→ **Given request**: State only how many lines contain the string "deserializePayloadAsJsonRpc".

→ **Exercise materials**:

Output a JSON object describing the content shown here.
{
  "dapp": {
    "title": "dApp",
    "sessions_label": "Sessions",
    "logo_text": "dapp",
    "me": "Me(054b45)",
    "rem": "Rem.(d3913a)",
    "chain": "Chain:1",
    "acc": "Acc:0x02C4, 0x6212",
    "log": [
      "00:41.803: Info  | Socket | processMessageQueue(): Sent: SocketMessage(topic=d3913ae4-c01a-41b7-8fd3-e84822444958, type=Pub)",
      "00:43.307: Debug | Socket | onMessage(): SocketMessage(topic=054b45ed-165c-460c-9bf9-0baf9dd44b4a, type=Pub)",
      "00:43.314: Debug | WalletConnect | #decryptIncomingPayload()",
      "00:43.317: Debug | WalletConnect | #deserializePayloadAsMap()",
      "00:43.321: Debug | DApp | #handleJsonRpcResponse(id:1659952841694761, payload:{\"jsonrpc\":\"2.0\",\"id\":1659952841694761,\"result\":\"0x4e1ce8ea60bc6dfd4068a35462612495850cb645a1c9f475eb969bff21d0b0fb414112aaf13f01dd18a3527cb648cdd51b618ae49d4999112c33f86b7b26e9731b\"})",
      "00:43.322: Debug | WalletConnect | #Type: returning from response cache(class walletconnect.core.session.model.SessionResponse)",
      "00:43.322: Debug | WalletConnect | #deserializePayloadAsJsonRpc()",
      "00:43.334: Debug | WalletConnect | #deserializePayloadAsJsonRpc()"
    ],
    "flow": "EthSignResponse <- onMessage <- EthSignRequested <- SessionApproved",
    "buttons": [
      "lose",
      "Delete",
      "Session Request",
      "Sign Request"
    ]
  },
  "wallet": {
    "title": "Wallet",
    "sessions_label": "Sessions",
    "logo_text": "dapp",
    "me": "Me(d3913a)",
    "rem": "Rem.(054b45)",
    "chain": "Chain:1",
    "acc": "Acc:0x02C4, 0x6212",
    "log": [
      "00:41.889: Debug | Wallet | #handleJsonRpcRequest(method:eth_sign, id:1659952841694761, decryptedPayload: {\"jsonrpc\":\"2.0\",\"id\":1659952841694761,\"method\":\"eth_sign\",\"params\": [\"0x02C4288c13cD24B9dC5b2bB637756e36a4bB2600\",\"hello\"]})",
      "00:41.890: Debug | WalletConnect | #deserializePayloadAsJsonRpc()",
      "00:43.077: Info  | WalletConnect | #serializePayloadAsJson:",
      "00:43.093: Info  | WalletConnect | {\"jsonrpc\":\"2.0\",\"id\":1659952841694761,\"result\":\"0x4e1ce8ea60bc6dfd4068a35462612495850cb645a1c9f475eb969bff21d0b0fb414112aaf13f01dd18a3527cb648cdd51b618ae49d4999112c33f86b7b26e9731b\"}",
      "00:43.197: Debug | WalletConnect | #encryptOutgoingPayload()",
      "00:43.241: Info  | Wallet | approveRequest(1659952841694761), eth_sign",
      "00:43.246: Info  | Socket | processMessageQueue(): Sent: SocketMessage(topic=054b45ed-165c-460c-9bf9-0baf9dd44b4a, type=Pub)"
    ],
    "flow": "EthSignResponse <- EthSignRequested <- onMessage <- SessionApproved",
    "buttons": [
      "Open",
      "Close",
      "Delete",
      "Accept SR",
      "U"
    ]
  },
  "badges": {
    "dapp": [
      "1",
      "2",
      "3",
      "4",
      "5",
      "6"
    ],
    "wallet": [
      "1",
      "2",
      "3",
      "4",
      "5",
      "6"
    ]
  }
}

→ **Output for this task**: 3